• WHAT IS REQUIRED
Reproduce every entry in the listing without alteration.

╔══

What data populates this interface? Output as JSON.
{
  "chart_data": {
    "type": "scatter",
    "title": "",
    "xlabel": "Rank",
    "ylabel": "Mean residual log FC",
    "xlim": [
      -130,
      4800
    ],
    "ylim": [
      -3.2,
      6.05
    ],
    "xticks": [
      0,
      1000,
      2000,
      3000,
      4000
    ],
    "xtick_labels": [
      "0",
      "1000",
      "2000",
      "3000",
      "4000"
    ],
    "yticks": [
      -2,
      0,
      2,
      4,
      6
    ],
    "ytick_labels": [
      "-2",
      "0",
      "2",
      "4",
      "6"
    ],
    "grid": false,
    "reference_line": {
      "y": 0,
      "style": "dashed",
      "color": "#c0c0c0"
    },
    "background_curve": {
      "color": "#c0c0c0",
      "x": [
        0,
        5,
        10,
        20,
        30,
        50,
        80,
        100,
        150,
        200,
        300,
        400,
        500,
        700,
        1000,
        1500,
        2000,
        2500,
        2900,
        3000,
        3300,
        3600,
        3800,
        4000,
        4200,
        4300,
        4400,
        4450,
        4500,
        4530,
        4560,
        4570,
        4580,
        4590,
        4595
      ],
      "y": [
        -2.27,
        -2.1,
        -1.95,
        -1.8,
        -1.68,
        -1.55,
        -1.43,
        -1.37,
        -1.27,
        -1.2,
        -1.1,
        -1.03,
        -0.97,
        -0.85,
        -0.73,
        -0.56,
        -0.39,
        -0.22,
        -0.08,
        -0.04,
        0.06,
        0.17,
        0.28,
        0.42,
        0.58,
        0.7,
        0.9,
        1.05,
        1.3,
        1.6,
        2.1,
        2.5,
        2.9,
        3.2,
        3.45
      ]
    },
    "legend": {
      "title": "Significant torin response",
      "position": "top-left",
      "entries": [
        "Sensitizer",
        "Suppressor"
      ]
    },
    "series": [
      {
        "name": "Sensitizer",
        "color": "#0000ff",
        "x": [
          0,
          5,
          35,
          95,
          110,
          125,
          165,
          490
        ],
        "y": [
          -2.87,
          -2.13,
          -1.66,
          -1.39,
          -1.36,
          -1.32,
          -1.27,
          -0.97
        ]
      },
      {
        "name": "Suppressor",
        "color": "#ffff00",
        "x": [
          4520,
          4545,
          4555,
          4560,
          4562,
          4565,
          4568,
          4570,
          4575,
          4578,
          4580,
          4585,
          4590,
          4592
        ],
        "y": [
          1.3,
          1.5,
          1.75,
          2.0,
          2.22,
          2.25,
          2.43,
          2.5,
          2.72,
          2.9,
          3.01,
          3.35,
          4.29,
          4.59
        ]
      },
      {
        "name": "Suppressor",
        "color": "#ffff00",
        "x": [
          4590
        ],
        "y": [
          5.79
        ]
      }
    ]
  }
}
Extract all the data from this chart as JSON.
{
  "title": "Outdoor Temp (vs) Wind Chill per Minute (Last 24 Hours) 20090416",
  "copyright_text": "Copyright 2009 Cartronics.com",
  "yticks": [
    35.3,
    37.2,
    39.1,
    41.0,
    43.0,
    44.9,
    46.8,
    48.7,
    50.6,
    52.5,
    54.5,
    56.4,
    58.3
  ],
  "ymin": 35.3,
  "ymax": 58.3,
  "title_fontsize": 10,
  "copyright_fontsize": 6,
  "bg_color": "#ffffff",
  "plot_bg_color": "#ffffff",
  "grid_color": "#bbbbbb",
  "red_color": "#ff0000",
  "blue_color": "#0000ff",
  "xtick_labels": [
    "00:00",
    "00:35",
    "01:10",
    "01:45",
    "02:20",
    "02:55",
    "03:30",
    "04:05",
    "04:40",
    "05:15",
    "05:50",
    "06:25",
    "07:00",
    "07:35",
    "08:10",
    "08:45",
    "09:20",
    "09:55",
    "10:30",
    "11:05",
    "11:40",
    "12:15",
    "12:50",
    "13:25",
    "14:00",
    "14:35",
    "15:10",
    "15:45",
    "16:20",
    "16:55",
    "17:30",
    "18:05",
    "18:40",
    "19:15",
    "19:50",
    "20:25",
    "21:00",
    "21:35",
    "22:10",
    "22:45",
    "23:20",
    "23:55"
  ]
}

╚══

• RESULT BELOW
What data populates this interface? Output as JSON.
{
  "chart_data": {
    "type": "scatter",
    "title": "",
    "xlabel": "Rank",
    "ylabel": "Mean residual log FC",
    "xlim": [
      -130,
      4800
    ],
    "ylim": [
      -3.2,
      6.05
    ],
    "xticks": [
      0,
      1000,
      2000,
      3000,
      4000
    ],
    "xtick_labels": [
      "0",
      "1000",
      "2000",
      "3000",
      "4000"
    ],
    "yticks": [
      -2,
      0,
      2,
      4,
      6
    ],
    "ytick_labels": [
      "-2",
      "0",
      "2",
      "4",
      "6"
    ],
    "grid": false,
    "reference_line": {
      "y": 0,
      "style": "dashed",
      "color": "#c0c0c0"
    },
    "background_curve": {
      "color": "#c0c0c0",
      "x": [
        0,
        5,
        10,
        20,
        30,
        50,
        80,
        100,
        150,
        200,
        300,
        400,
        500,
        700,
        1000,
        1500,
        2000,
        2500,
        2900,
        3000,
        3300,
        3600,
        3800,
        4000,
        4200,
        4300,
        4400,
        4450,
        4500,
        4530,
        4560,
        4570,
        4580,
        4590,
        4595
      ],
      "y": [
        -2.27,
        -2.1,
        -1.95,
        -1.8,
        -1.68,
        -1.55,
        -1.43,
        -1.37,
        -1.27,
        -1.2,
        -1.1,
        -1.03,
        -0.97,
        -0.85,
        -0.73,
        -0.56,
        -0.39,
        -0.22,
        -0.08,
        -0.04,
        0.06,
        0.17,
        0.28,
        0.42,
        0.58,
        0.7,
        0.9,
        1.05,
        1.3,
        1.6,
        2.1,
        2.5,
        2.9,
        3.2,
        3.45
      ]
    },
    "legend": {
      "title": "Significant torin response",
      "position": "top-left",
      "entries": [
        "Sensitizer",
        "Suppressor"
      ]
    },
    "series": [
      {
        "name": "Sensitizer",
        "color": "#0000ff",
        "x": [
          0,
          5,
          35,
          95,
          110,
          125,
          165,
          490
        ],
        "y": [
          -2.87,
          -2.13,
          -1.66,
          -1.39,
          -1.36,
          -1.32,
          -1.27,
          -0.97
        ]
      },
      {
        "name": "Suppressor",
        "color": "#ffff00",
        "x": [
          4520,
          4545,
          4555,
          4560,
          4562,
          4565,
          4568,
          4570,
          4575,
          4578,
          4580,
          4585,
          4590,
          4592
        ],
        "y": [
          1.3,
          1.5,
          1.75,
          2.0,
          2.22,
          2.25,
          2.43,
          2.5,
          2.72,
          2.9,
          3.01,
          3.35,
          4.29,
          4.59
        ]
      },
      {
        "name": "Suppressor",
        "color": "#ffff00",
        "x": [
          4590
        ],
        "y": [
          5.79
        ]
      }
    ]
  }
}
Extract all the data from this chart as JSON.
{
  "title": "Outdoor Temp (vs) Wind Chill per Minute (Last 24 Hours) 20090416",
  "copyright_text": "Copyright 2009 Cartronics.com",
  "yticks": [
    35.3,
    37.2,
    39.1,
    41.0,
    43.0,
    44.9,
    46.8,
    48.7,
    50.6,
    52.5,
    54.5,
    56.4,
    58.3
  ],
  "ymin": 35.3,
  "ymax": 58.3,
  "title_fontsize": 10,
  "copyright_fontsize": 6,
  "bg_color": "#ffffff",
  "plot_bg_color": "#ffffff",
  "grid_color": "#bbbbbb",
  "red_color": "#ff0000",
  "blue_color": "#0000ff",
  "xtick_labels": [
    "00:00",
    "00:35",
    "01:10",
    "01:45",
    "02:20",
    "02:55",
    "03:30",
    "04:05",
    "04:40",
    "05:15",
    "05:50",
    "06:25",
    "07:00",
    "07:35",
    "08:10",
    "08:45",
    "09:20",
    "09:55",
    "10:30",
    "11:05",
    "11:40",
    "12:15",
    "12:50",
    "13:25",
    "14:00",
    "14:35",
    "15:10",
    "15:45",
    "16:20",
    "16:55",
    "17:30",
    "18:05",
    "18:40",
    "19:15",
    "19:50",
    "20:25",
    "21:00",
    "21:35",
    "22:10",
    "22:45",
    "23:20",
    "23:55"
  ]
}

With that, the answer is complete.